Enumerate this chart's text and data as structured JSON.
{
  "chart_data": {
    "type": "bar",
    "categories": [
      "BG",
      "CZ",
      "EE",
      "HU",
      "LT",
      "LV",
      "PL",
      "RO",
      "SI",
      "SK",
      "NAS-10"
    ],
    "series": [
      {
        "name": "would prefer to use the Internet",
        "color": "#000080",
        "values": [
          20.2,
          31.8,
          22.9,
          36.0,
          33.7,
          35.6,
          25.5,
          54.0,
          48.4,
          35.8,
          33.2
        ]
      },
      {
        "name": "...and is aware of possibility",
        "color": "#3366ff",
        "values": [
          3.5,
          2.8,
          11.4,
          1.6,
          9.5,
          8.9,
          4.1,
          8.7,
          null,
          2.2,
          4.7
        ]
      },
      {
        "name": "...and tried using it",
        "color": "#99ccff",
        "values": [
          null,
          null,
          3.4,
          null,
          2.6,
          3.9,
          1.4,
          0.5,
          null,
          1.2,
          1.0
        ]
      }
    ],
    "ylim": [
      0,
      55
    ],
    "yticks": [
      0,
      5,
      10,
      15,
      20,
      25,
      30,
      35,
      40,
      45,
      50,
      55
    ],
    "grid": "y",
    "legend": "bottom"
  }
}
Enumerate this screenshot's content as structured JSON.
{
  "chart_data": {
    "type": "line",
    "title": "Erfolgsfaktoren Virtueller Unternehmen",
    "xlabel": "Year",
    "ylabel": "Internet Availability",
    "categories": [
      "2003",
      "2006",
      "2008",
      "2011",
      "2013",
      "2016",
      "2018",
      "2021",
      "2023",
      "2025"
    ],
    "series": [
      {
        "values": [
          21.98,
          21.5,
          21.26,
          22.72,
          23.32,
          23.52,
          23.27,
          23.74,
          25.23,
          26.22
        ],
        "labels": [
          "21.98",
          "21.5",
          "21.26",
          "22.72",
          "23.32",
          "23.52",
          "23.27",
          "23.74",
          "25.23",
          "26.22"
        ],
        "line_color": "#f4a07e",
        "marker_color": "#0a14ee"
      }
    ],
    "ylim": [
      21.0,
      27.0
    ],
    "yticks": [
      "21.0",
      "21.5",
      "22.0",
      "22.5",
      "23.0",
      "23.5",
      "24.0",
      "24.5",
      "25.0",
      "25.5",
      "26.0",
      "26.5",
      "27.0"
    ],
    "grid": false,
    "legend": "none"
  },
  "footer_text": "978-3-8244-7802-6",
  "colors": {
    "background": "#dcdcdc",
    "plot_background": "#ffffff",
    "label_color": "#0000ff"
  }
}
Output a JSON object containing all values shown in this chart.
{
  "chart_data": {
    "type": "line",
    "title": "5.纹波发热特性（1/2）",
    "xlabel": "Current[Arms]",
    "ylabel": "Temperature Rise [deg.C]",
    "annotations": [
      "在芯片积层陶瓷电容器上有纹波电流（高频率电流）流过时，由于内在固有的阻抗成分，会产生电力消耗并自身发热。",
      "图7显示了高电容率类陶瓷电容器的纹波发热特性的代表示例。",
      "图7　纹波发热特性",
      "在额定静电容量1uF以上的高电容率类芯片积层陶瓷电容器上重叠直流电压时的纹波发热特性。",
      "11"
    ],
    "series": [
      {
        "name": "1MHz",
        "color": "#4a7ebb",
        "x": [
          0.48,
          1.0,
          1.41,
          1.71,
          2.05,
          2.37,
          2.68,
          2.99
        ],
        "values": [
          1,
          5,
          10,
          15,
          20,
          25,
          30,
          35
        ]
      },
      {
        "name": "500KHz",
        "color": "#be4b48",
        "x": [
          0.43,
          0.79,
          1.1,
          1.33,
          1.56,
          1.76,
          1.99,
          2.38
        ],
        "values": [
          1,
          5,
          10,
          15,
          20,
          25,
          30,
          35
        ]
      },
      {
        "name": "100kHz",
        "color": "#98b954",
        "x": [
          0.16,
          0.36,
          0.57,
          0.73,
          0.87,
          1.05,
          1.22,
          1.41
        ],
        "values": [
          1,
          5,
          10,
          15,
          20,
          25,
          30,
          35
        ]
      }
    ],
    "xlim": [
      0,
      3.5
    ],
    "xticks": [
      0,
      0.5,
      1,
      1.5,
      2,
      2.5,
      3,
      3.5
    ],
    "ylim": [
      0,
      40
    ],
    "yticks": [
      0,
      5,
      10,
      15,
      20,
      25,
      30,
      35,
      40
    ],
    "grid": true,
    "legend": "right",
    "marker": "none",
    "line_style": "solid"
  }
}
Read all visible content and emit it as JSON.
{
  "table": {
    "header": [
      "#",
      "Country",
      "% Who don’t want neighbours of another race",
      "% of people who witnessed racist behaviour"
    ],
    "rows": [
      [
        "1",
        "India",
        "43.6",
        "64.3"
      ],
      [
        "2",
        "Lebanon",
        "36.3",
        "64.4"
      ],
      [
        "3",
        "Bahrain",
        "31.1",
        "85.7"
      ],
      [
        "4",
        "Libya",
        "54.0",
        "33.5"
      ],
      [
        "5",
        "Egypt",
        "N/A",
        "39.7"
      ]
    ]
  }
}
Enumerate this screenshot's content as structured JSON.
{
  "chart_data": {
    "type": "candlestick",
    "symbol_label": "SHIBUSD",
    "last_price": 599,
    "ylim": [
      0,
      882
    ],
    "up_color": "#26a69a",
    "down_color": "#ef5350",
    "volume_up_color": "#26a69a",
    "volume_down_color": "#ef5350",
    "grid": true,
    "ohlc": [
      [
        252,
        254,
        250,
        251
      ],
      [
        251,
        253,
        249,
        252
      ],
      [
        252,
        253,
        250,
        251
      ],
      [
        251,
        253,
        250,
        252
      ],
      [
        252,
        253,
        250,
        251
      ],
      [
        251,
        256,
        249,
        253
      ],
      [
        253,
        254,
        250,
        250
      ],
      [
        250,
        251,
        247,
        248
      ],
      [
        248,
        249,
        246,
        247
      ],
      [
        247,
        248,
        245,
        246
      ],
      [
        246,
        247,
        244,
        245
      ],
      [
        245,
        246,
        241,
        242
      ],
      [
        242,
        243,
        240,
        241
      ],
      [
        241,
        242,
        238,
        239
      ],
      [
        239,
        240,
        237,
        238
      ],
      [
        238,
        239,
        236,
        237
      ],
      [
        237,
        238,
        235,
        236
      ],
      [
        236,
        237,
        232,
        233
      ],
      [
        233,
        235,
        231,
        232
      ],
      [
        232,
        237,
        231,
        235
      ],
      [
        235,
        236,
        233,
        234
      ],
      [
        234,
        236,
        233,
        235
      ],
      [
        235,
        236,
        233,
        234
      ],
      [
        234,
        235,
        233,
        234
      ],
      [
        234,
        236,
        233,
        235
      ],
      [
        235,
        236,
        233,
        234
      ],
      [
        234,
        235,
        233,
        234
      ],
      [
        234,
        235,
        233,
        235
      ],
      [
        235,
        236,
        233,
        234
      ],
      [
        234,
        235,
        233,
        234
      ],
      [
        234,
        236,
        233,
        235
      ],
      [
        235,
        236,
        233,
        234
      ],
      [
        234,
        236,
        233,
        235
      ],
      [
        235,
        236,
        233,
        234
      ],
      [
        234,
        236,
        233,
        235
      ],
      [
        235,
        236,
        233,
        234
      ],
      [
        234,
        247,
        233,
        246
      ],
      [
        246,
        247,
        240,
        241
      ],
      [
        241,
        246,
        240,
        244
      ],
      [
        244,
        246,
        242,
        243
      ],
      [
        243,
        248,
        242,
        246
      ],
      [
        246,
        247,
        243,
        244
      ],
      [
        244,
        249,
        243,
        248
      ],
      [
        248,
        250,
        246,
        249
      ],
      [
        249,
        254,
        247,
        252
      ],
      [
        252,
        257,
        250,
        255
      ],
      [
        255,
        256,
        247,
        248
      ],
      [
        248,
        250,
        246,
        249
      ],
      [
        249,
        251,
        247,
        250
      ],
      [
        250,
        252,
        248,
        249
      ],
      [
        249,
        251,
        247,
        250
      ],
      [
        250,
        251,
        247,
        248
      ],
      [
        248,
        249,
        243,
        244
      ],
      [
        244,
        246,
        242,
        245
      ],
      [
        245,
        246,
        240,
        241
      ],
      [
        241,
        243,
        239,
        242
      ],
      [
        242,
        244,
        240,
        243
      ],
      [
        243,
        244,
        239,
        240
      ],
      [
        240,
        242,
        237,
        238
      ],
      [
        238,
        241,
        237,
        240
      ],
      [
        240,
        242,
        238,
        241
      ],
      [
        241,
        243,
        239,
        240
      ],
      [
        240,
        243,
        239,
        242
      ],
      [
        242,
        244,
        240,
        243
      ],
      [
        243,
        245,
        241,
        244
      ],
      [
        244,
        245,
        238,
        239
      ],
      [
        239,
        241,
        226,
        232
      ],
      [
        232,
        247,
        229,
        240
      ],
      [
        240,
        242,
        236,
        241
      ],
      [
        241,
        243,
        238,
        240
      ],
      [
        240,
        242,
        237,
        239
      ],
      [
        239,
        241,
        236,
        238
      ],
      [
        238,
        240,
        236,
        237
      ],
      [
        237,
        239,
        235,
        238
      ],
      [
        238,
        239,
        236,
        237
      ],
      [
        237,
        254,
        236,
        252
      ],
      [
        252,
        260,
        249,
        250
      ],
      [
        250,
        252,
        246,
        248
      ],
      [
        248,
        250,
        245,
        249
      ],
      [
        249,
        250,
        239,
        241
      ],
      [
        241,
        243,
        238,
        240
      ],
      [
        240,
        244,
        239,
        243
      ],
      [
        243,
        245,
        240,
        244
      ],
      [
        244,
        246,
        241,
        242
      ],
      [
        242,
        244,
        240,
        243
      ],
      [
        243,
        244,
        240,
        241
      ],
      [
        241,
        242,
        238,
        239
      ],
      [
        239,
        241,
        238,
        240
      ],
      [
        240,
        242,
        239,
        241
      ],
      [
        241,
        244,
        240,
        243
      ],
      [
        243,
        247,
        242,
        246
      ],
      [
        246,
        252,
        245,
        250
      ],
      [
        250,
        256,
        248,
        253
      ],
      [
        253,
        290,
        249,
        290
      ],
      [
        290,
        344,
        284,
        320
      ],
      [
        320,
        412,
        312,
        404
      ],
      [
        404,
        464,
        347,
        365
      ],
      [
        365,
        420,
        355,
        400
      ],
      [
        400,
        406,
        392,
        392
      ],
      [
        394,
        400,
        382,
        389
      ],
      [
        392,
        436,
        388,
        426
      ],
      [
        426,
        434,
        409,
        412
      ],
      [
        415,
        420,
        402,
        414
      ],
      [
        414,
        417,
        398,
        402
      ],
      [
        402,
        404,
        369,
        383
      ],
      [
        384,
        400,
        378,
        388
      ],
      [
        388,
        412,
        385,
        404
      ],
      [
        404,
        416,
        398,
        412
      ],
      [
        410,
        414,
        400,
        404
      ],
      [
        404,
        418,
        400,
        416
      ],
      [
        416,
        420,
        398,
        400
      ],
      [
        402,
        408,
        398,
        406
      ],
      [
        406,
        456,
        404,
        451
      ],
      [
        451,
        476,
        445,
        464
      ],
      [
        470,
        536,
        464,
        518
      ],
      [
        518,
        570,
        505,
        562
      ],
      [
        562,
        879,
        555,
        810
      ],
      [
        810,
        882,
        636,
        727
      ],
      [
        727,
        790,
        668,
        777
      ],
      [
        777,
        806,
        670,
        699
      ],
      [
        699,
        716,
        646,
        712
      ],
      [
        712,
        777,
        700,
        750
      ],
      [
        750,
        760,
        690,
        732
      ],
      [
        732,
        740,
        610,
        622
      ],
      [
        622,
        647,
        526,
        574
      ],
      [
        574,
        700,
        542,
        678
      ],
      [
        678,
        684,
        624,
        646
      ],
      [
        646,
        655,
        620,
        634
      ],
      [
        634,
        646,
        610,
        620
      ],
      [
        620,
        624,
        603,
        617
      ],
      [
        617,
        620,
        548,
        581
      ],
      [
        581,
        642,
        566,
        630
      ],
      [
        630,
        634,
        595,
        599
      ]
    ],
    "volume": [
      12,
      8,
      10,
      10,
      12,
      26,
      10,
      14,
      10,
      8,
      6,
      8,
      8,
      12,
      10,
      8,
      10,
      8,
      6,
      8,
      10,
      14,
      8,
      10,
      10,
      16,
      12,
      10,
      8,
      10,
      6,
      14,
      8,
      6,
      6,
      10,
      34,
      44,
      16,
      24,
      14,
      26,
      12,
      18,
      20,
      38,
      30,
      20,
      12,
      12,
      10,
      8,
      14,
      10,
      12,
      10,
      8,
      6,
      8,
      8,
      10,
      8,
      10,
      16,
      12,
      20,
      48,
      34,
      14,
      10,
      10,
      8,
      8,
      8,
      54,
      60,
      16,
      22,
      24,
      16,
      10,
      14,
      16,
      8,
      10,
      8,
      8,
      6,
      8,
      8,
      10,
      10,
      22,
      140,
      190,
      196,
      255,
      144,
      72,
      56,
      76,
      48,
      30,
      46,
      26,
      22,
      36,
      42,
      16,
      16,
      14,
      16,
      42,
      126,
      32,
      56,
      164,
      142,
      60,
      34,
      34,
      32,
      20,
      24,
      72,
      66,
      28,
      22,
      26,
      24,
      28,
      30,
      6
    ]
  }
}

····················

- [Given instruction]
Filter the records above and return every line that holds the word "legend".

- [Exercise output]
    "legend": "bottom"
    "legend": "none"
    "legend": "right",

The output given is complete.